■ Task data ■
───

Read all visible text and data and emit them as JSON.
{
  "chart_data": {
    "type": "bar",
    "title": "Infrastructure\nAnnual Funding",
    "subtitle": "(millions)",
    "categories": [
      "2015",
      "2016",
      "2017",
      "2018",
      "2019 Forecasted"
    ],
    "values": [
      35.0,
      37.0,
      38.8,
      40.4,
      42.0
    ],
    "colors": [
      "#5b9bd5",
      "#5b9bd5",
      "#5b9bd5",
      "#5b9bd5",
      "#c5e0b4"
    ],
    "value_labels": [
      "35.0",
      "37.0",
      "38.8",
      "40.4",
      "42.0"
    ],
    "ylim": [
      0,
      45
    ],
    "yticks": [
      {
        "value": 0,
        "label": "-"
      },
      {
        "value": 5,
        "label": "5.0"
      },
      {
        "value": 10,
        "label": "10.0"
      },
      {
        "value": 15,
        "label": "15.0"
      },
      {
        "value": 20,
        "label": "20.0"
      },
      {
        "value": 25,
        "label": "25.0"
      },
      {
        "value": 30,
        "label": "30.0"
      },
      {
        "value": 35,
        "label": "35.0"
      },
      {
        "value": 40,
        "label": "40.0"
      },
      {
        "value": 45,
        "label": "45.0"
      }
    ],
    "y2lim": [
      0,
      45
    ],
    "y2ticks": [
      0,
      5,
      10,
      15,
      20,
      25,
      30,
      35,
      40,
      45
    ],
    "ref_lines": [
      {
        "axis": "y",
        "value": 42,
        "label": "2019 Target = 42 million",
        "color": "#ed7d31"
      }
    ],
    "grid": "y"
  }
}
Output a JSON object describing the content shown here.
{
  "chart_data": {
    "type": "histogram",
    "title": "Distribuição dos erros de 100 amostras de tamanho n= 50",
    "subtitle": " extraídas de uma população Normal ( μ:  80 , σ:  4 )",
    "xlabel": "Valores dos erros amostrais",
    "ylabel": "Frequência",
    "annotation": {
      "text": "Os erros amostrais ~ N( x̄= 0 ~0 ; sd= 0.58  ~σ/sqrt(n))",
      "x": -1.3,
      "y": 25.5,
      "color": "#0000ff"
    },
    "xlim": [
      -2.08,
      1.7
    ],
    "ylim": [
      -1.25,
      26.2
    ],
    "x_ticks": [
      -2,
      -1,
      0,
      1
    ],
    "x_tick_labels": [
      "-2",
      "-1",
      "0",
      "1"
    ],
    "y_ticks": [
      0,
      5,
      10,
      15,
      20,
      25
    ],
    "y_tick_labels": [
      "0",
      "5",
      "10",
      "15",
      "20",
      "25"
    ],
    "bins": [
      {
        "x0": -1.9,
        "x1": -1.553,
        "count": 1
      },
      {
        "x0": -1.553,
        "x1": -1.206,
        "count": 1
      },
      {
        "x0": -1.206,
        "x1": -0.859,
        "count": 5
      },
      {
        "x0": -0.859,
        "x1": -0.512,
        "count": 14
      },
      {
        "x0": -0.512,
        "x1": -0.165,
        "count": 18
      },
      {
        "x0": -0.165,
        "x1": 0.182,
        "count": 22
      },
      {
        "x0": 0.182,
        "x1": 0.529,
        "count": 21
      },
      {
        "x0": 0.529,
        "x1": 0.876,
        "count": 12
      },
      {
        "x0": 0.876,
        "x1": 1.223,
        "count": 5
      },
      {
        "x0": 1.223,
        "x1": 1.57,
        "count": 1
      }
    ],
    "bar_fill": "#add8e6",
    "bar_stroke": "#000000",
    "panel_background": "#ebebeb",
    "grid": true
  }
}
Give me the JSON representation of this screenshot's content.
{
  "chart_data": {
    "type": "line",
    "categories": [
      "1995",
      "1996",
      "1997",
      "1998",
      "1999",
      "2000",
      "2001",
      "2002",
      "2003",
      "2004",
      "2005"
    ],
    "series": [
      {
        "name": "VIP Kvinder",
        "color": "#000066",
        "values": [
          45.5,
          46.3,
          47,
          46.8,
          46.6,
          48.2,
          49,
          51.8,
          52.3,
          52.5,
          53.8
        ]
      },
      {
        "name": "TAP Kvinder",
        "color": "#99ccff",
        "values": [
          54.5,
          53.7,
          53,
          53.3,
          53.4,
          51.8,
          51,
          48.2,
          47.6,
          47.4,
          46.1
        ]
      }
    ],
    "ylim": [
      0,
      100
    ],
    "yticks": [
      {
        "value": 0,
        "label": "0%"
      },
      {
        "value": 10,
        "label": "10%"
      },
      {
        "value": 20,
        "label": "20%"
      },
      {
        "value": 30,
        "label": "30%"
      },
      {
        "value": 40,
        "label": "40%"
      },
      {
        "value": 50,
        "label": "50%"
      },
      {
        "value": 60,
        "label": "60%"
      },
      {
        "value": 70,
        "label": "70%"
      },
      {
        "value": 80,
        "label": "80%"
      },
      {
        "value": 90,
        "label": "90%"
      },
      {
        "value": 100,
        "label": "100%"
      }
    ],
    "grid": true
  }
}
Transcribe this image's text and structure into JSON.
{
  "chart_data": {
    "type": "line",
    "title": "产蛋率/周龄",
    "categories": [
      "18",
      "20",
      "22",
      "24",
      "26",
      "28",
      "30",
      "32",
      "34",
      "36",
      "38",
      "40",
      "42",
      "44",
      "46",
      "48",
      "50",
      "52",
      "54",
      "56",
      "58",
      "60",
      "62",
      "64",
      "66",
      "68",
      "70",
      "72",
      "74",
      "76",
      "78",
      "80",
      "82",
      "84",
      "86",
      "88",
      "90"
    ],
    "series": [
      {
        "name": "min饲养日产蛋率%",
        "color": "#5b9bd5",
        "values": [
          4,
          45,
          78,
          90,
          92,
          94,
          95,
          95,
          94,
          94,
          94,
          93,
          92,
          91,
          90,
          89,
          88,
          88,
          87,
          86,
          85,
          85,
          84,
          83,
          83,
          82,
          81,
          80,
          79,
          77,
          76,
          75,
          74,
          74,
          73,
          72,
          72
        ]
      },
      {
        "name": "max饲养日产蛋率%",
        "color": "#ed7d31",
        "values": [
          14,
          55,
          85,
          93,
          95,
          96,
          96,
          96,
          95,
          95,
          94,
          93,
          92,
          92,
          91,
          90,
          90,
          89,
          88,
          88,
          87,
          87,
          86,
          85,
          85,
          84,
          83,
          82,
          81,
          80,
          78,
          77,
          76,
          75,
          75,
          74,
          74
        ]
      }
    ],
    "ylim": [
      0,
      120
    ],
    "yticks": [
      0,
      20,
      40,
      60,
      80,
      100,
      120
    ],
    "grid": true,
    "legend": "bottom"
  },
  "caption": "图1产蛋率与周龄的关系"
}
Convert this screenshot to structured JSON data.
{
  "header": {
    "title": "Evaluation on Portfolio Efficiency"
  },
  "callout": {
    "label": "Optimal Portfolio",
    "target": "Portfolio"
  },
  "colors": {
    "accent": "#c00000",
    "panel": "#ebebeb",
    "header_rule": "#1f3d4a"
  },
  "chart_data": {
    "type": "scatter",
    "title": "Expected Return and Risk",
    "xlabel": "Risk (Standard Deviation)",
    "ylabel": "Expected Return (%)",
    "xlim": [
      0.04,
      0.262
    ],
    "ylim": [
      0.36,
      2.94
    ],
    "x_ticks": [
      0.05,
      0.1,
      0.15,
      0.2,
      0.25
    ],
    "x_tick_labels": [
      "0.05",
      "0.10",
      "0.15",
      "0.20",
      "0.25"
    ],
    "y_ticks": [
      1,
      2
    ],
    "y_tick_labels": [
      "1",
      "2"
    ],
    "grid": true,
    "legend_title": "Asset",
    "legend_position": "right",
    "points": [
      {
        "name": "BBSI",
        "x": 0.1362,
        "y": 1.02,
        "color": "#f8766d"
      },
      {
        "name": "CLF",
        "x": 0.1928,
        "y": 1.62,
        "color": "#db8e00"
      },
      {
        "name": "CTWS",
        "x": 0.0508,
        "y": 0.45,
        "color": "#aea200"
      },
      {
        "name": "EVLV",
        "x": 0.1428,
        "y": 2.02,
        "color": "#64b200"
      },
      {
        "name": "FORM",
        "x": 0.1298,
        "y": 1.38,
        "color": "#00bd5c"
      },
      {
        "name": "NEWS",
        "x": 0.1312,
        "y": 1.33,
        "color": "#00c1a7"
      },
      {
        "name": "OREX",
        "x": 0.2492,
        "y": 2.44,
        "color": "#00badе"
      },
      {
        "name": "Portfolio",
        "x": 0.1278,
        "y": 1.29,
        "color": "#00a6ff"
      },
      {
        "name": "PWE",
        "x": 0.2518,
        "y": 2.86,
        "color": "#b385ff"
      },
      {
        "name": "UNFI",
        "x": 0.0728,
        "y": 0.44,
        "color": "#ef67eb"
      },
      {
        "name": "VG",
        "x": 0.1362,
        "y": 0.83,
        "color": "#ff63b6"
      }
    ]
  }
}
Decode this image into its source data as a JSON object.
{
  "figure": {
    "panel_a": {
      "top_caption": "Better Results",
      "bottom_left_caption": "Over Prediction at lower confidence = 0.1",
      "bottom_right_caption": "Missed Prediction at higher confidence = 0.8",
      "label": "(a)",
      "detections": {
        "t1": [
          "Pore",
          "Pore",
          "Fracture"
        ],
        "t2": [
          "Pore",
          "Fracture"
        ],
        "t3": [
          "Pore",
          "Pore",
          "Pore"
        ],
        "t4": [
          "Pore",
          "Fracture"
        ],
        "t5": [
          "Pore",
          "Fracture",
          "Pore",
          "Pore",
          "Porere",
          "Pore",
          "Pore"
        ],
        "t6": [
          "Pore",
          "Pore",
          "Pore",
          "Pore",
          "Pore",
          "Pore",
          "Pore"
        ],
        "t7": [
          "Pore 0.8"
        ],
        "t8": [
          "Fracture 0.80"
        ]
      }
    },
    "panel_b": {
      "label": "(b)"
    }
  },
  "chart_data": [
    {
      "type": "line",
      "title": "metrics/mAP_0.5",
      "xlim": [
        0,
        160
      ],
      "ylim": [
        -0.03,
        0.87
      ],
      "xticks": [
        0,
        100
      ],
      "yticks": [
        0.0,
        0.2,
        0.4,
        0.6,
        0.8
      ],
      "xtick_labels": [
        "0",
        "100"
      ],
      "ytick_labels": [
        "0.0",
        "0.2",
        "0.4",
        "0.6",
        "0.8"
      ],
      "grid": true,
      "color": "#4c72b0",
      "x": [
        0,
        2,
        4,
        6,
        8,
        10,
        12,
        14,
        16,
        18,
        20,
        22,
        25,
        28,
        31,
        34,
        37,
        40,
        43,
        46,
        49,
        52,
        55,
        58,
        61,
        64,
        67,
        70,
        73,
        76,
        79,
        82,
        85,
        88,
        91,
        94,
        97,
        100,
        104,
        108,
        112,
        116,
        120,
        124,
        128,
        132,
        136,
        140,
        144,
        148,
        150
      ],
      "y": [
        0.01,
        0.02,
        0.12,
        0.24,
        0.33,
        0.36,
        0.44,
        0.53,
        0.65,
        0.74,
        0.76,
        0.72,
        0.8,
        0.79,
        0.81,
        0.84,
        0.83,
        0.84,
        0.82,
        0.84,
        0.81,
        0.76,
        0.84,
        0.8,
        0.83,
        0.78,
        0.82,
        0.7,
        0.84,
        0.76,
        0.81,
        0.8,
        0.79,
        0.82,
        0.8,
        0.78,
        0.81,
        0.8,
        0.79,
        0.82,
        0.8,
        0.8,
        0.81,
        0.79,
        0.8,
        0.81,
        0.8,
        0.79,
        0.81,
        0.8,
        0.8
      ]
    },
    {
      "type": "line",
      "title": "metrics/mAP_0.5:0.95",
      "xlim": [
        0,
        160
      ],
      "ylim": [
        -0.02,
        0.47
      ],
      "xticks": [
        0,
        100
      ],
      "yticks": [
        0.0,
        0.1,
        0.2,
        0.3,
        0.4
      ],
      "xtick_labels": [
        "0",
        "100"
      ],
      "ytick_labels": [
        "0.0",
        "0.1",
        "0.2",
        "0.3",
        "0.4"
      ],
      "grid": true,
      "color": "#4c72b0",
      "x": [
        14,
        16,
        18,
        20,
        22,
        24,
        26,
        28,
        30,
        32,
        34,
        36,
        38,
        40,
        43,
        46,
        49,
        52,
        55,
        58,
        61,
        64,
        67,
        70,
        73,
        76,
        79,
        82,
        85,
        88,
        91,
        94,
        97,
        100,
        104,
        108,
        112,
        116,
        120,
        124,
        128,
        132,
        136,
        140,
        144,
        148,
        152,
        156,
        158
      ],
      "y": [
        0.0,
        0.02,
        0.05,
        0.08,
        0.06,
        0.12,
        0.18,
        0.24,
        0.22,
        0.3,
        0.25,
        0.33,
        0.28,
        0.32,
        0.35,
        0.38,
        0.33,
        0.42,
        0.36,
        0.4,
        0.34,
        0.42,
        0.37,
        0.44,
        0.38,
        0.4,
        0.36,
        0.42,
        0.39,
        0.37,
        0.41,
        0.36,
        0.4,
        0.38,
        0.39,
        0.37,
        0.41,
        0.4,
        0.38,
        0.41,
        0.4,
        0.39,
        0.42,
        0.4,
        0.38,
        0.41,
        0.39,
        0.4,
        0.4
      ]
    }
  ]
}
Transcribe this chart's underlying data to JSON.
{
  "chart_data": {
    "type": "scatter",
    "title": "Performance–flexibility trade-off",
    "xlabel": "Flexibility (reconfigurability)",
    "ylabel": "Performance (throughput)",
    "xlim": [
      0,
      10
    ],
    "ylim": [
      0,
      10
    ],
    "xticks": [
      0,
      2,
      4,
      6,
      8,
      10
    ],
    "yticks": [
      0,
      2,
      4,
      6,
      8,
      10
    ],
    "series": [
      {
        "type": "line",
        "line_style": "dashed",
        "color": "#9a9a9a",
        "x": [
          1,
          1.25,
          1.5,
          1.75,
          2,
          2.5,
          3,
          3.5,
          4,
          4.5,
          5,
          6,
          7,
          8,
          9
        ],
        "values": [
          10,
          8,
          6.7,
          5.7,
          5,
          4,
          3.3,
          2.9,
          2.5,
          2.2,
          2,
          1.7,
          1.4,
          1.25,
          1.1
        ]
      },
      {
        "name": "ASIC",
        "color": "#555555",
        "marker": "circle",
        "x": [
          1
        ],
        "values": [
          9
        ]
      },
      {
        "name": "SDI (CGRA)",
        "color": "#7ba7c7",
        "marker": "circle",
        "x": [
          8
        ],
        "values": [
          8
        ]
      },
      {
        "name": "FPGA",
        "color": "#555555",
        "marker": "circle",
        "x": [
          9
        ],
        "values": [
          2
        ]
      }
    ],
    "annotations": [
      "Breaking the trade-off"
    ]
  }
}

───

■ To be done ■
Gather up, from the records above, each line where the word "content" appears.

■ Solved problem ■
Output a JSON object describing the content shown here.
Give me the JSON representation of this screenshot's content.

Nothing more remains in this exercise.